*To do*.
Sift the listing for lines that hold the string "word" and pull them out.

*Raw data*.

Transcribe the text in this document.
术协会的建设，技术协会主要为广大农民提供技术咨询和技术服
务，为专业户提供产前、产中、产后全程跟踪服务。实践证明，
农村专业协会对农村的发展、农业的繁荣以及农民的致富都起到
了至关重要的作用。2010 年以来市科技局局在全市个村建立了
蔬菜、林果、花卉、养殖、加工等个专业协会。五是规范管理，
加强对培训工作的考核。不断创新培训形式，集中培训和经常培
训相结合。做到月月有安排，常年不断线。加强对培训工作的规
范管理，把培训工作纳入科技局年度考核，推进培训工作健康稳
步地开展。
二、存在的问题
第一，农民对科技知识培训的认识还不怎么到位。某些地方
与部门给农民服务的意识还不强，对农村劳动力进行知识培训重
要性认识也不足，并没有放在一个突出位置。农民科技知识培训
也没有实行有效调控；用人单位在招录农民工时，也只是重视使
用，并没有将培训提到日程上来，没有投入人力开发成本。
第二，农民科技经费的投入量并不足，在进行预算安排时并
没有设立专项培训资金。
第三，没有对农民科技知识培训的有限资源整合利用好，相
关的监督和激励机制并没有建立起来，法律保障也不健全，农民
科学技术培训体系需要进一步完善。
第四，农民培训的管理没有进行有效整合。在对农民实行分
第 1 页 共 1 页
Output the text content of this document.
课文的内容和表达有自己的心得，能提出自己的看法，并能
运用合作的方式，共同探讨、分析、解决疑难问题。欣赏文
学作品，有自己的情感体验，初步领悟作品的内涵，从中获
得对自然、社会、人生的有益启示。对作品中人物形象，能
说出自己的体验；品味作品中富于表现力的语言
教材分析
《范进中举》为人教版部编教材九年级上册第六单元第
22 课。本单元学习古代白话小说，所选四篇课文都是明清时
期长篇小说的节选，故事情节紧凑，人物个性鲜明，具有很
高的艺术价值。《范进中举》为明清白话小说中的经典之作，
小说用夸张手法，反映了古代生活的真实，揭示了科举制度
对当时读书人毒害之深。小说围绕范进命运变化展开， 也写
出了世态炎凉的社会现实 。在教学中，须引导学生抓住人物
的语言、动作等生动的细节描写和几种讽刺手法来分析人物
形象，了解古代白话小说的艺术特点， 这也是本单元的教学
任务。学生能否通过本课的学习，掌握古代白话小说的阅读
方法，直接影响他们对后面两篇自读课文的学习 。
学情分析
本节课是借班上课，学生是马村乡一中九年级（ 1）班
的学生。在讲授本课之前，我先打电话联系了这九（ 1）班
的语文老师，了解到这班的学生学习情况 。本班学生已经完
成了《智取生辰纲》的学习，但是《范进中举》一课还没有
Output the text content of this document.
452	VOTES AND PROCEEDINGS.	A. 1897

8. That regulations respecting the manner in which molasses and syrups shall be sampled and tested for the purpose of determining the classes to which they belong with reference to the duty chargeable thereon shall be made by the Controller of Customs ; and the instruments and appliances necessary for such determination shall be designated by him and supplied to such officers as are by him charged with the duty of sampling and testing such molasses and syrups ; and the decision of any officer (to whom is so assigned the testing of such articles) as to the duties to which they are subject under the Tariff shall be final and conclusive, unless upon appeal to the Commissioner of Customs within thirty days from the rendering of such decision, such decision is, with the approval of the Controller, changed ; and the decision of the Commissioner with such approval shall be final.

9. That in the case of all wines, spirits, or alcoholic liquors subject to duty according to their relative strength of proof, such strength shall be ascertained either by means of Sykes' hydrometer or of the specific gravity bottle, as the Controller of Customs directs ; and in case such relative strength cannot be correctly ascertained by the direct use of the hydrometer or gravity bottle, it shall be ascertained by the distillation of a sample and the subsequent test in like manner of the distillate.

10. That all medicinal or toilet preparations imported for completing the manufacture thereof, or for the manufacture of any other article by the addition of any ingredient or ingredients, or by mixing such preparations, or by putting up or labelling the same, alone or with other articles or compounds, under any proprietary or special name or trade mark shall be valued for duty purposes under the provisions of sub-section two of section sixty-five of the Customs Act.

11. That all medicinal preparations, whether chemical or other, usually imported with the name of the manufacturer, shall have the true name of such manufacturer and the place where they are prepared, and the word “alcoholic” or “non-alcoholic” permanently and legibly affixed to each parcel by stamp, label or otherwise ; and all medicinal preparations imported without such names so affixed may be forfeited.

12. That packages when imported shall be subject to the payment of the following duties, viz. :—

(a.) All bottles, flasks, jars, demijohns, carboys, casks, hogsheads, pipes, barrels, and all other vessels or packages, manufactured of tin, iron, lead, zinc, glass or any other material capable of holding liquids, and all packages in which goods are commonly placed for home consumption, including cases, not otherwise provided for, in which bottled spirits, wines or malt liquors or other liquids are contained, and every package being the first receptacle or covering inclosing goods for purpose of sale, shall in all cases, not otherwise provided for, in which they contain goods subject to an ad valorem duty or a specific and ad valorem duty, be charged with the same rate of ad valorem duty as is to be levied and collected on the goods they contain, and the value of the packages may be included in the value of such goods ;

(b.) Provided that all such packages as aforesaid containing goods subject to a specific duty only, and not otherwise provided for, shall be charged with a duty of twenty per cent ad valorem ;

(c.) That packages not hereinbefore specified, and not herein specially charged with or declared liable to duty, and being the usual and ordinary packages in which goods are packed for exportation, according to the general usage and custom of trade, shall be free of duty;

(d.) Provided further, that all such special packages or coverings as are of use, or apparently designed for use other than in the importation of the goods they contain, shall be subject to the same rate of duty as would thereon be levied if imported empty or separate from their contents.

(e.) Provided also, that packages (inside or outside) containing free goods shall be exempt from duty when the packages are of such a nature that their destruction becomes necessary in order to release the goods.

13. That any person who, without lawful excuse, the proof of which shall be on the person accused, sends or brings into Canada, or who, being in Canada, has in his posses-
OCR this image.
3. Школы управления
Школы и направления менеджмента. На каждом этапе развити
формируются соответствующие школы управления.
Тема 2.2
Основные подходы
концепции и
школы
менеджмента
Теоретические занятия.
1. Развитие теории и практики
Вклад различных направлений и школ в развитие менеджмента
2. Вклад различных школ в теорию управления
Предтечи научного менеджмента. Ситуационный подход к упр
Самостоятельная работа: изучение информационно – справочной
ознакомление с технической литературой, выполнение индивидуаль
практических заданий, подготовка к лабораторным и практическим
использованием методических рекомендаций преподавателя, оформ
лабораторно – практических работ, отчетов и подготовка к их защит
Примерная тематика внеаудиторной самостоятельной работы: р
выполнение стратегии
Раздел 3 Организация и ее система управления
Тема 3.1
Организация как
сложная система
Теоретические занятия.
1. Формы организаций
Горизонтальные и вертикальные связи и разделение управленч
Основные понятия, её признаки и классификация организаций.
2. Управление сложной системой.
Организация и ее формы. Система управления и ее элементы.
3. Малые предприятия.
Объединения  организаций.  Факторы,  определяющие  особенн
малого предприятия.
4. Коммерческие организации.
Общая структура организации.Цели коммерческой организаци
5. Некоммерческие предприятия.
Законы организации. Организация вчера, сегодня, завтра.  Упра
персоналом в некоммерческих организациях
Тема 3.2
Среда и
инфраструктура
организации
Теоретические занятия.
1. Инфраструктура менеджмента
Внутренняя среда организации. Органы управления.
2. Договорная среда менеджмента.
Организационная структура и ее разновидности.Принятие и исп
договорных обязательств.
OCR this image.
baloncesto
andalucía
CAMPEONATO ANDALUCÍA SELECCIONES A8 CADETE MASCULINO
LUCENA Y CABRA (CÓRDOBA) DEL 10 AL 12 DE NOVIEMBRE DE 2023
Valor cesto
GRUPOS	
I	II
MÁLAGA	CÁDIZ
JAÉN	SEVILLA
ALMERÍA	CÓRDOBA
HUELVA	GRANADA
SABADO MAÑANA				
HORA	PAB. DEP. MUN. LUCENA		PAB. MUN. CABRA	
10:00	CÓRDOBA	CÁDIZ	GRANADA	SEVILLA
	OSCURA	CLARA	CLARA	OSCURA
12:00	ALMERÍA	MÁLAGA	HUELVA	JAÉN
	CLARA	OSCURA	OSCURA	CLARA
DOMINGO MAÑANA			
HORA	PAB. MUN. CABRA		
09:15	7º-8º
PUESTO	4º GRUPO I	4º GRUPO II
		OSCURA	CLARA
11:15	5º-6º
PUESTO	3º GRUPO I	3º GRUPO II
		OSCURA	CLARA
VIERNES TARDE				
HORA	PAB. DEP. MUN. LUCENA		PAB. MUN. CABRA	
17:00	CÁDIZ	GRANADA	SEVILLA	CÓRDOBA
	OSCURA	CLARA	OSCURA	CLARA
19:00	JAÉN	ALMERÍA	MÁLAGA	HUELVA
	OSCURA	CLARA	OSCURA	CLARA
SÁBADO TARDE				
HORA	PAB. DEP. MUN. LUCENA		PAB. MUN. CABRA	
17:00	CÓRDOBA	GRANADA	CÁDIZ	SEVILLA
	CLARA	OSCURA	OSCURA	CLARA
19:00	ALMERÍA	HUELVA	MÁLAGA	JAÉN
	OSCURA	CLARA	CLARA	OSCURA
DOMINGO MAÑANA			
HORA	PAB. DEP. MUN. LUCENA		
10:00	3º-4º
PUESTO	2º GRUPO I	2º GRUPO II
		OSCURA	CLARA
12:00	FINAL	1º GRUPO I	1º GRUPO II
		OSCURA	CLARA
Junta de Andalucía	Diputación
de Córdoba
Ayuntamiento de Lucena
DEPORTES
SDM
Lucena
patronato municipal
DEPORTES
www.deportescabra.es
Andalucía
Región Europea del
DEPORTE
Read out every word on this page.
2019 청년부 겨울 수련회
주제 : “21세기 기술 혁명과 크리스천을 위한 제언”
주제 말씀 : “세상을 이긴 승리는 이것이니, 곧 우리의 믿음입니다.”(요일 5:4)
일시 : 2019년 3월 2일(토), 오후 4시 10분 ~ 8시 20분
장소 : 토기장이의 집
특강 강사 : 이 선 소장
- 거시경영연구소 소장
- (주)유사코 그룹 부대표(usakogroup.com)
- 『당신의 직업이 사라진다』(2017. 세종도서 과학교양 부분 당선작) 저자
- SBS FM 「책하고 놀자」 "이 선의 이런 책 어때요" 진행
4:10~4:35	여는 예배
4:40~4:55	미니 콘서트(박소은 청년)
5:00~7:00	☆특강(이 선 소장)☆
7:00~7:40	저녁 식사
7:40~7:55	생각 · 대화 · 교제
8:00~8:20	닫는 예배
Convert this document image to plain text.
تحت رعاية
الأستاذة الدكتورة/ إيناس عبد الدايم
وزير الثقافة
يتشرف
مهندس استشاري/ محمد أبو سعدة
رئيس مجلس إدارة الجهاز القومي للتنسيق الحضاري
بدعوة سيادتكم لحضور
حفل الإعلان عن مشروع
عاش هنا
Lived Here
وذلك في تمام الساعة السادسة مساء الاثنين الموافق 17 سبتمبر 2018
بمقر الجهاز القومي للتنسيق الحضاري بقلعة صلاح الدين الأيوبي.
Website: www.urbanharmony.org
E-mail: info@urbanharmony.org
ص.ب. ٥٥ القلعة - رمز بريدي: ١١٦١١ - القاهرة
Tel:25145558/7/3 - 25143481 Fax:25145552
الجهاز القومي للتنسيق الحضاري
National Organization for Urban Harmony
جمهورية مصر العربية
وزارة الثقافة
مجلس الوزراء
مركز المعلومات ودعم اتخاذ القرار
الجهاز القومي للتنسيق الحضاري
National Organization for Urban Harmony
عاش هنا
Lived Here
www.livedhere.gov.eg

*Full solution*.
11. That all medicinal preparations, whether chemical or other, usually imported with the name of the manufacturer, shall have the true name of such manufacturer and the place where they are prepared, and the word “alcoholic” or “non-alcoholic” permanently and legibly affixed to each parcel by stamp, label or otherwise ; and all medicinal preparations imported without such names so affixed may be forfeited.
Read out every word on this page.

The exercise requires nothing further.